(Rows from a dataset)
★ ★ ★

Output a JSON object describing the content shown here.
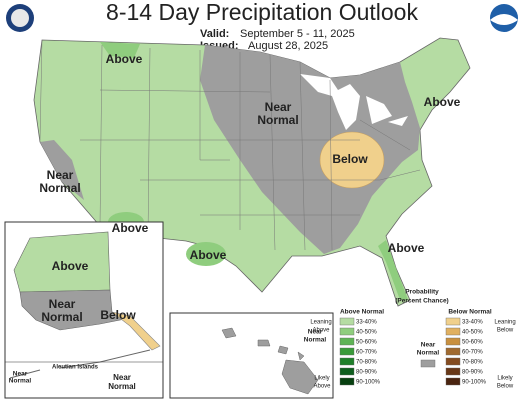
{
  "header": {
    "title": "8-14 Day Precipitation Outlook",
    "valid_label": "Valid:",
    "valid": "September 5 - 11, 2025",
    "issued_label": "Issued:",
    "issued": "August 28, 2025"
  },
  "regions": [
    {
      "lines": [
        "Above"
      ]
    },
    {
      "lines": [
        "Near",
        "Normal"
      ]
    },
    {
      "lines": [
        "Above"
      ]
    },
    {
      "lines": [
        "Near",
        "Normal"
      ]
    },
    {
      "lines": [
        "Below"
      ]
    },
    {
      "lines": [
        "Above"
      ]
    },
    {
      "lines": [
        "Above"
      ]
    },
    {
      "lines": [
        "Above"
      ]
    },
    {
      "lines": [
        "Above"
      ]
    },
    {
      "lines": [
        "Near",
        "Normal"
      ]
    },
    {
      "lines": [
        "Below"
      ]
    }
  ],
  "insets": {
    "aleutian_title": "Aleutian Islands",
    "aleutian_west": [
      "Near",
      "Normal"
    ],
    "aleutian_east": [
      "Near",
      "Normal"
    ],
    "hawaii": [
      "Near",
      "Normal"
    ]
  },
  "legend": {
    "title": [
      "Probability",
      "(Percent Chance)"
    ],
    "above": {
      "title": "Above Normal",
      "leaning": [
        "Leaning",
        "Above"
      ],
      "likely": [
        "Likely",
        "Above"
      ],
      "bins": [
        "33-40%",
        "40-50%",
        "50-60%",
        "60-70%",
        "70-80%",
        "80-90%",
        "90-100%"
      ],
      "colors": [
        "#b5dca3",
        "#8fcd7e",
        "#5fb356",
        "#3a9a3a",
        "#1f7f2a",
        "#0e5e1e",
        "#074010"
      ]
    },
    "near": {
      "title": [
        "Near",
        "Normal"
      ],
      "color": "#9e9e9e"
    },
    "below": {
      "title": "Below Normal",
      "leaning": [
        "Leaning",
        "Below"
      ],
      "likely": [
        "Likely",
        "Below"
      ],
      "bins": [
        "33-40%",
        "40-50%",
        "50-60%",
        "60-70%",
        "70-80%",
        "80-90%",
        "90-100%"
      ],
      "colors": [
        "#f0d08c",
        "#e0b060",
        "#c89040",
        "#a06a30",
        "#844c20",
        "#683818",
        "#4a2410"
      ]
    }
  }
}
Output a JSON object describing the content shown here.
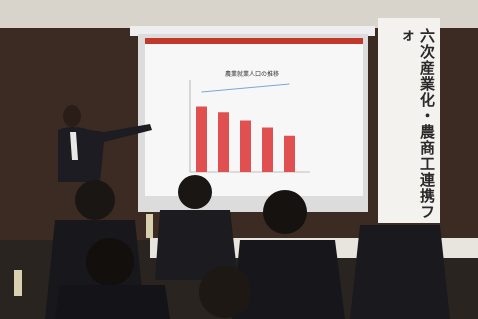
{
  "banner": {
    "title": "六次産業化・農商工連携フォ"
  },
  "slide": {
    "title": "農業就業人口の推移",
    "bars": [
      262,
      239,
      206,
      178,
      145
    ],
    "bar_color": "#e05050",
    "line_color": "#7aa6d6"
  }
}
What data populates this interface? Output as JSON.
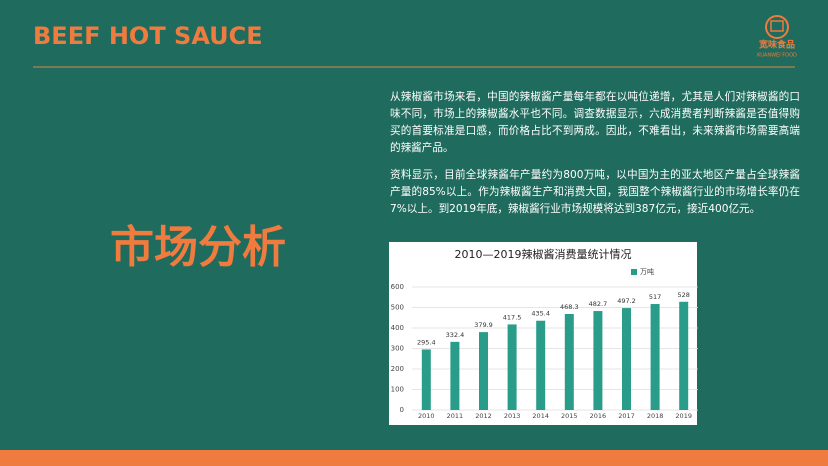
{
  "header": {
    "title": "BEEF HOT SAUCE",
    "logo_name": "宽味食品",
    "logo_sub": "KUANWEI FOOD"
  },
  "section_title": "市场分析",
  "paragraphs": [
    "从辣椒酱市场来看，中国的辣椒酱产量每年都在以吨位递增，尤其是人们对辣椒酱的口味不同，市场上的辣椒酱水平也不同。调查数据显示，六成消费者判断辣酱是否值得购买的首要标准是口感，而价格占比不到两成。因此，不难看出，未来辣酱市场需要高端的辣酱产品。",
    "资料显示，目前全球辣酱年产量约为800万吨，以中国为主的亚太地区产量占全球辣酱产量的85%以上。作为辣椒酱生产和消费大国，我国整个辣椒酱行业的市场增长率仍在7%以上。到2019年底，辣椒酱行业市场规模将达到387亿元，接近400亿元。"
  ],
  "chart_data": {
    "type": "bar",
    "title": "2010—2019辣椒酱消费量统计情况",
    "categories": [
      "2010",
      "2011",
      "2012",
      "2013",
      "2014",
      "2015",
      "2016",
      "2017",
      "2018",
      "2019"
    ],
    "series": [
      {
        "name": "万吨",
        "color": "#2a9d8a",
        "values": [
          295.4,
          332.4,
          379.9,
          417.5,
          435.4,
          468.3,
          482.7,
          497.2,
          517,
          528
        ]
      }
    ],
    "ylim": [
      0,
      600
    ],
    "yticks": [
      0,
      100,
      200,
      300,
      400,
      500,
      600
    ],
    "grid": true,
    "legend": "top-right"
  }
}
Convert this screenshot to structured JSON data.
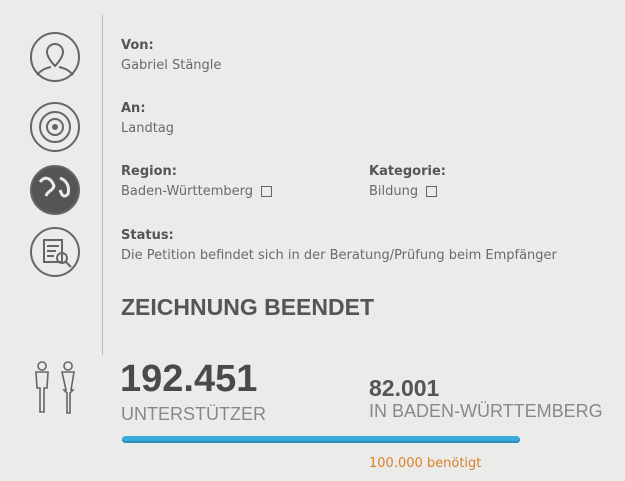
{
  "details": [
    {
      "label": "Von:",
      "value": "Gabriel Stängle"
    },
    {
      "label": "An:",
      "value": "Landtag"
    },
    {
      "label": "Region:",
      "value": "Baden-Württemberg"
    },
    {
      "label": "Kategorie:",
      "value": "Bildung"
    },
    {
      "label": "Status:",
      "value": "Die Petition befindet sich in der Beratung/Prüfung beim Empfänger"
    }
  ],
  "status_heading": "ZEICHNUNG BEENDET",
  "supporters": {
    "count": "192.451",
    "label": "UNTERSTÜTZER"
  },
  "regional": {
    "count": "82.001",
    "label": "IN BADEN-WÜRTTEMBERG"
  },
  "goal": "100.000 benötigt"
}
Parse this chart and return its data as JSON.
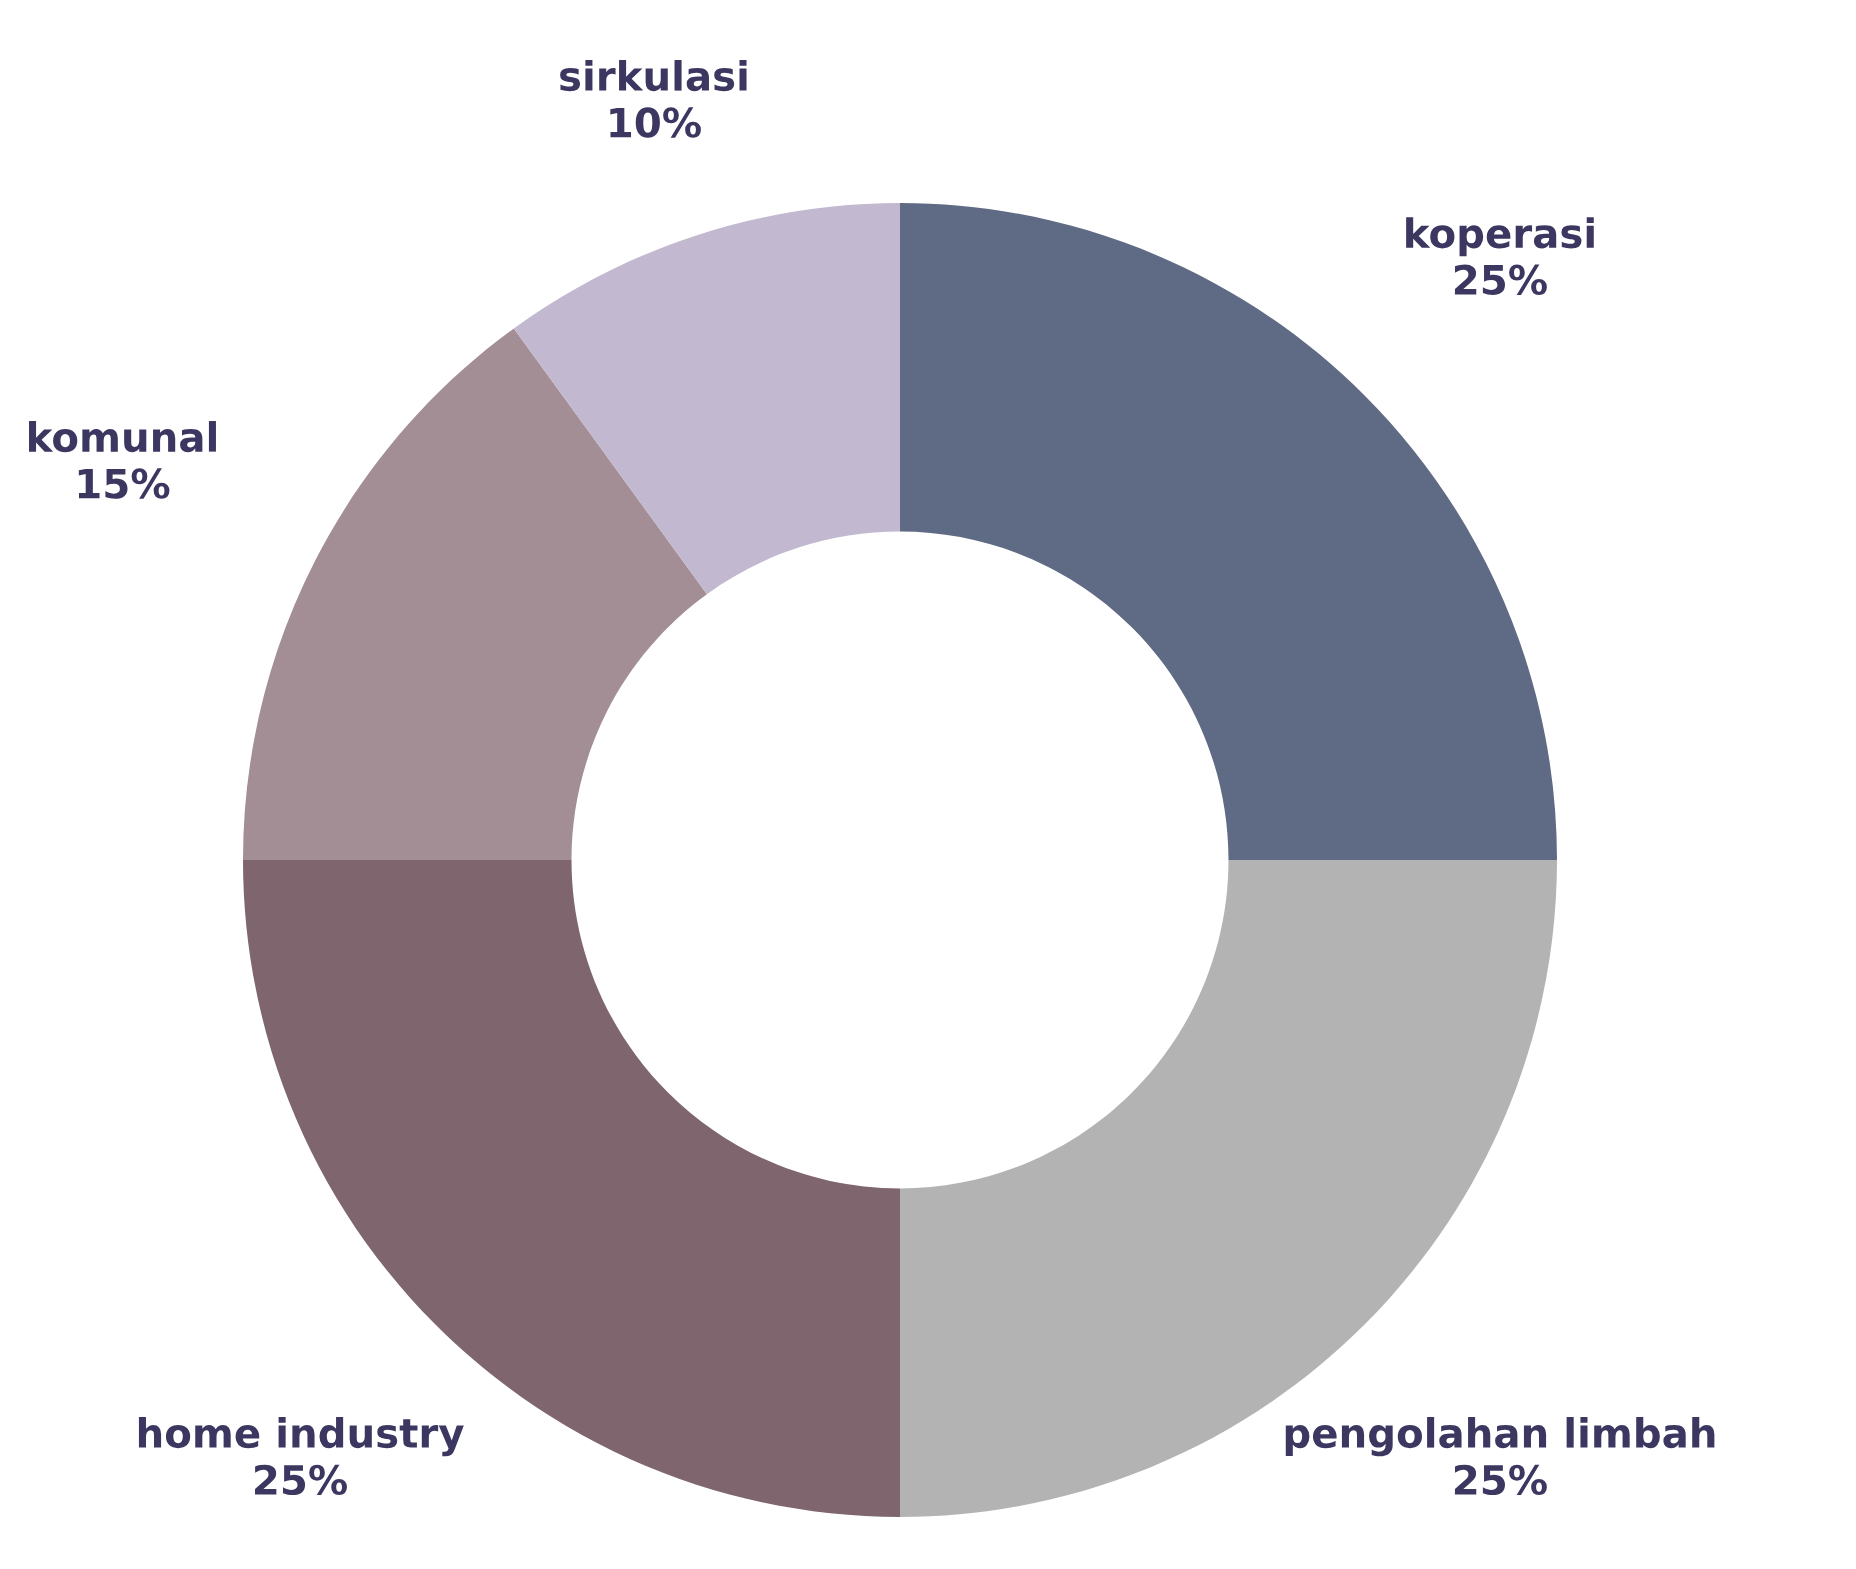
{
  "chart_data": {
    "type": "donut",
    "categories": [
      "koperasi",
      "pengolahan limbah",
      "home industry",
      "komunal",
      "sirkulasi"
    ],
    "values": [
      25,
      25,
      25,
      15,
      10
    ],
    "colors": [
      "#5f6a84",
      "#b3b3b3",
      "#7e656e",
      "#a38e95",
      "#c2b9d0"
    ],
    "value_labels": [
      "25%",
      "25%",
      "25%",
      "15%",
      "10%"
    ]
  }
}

★ ★ ★

Goal: Quote, without alteration, the lines running from the line containing "Convert this screenshot" to the last line of the entries, and include no pictures.

Task result:
Convert this screenshot to structured JSON data.
{
  "details": [
    {
      "label": "Von:",
      "value": "Gabriel Stängle"
    },
    {
      "label": "An:",
      "value": "Landtag"
    },
    {
      "label": "Region:",
      "value": "Baden-Württemberg"
    },
    {
      "label": "Kategorie:",
      "value": "Bildung"
    },
    {
      "label": "Status:",
      "value": "Die Petition befindet sich in der Beratung/Prüfung beim Empfänger"
    }
  ],
  "status_heading": "ZEICHNUNG BEENDET",
  "supporters": {
    "count": "192.451",
    "label": "UNTERSTÜTZER"
  },
  "regional": {
    "count": "82.001",
    "label": "IN BADEN-WÜRTTEMBERG"
  },
  "goal": "100.000 benötigt"
}
Parse this chart and return its data as JSON.
{
  "chart_data": {
    "type": "donut",
    "categories": [
      "koperasi",
      "pengolahan limbah",
      "home industry",
      "komunal",
      "sirkulasi"
    ],
    "values": [
      25,
      25,
      25,
      15,
      10
    ],
    "colors": [
      "#5f6a84",
      "#b3b3b3",
      "#7e656e",
      "#a38e95",
      "#c2b9d0"
    ],
    "value_labels": [
      "25%",
      "25%",
      "25%",
      "15%",
      "10%"
    ]
  }
}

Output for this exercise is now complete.